-- BEGIN --
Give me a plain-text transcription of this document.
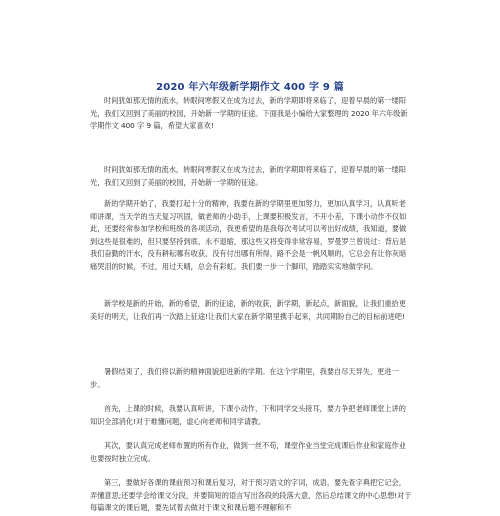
2020 年六年级新学期作文 400 字 9 篇

时间犹如那无情的流水，转眼间寒假又在成为过去，新的学期即将来临了，迎着早晨的第一缕阳光，我们又回到了美丽的校园，开始新一学期的征途。下面我是小编给大家整理的 2020 年六年级新学期作文 400 字 9 篇，希望大家喜欢!

时间犹如那无情的流水，转眼间寒假又在成为过去，新的学期即将来临了，迎着早晨的第一缕阳光，我们又回到了美丽的校园，开始新一学期的征途。

新的学期开始了，我要打起十分的精神，我要在新的学期里更加努力，更加认真学习，认真听老师讲课，当天学的当天复习巩固，做老师的小助手，上课要积极发言，不开小差，下课小动作不仅如此，还要经常参加学校和班级的各项活动，我更希望的是我每次考试可以考出好成绩，我知道，要做到这些是很难的，但只要坚持到底，永不退缩，那这些又将变得非常容易，罗曼罗兰曾说过：背后是我们奋勤的汗水，没有耕耘哪有收获，没有付出哪有所得，路不会是一帆风顺的，它总会有让你灰暗痛哭泪的时候，不过，用过天晴，总会有彩虹。我们要一步一个脚印，踏踏实实地做学问。

新学校是新的开始，新的希望，新的征途，新的收获，新学期，新起点，新面貌，让我们重拾更美好的明天，让我们再一次踏上征途!让我们大家在新学期里携手起来，共同期盼自己的目标前进吧!

暑假结束了，我们将以新的精神面貌迎进新的学期。在这个学期里，我要自尽天异失，更进一步。

首先，上课的时候，我要认真听讲，下课小动作，下和同学交头接耳，要力争把老师课堂上讲的知识全部消化!对于难懂问题，虚心向老师和同学请教。

其次，要认真完成老师布置的所有作业，做到一丝不苟，课堂作业当堂完成课后作业和家庭作业也要按时独立完成。

第三，要做好各课的课前预习和课后复习，对于预习语文的字词，成语，要先查字典把它记会，弄懂意思;还要学会给课文分段，并要简短的语言写出各段的段落大意，然后总结课文的中心思想!对于每篇课文的课后题，要先试着去做对于课文和课后题不理解和不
-- END --
> **TASK GOAL**: Note every line above where the string "转眼间寒假又在成为过去" shows up, and copy those lines.

> **ANSWER TO THE TASK**:
时间犹如那无情的流水，转眼间寒假又在成为过去，新的学期即将来临了，迎着早晨的第一缕阳光，我们又回到了美丽的校园，开始新一学期的征途。下面我是小编给大家整理的 2020 年六年级新学期作文 400 字 9 篇，希望大家喜欢!
时间犹如那无情的流水，转眼间寒假又在成为过去，新的学期即将来临了，迎着早晨的第一缕阳光，我们又回到了美丽的校园，开始新一学期的征途。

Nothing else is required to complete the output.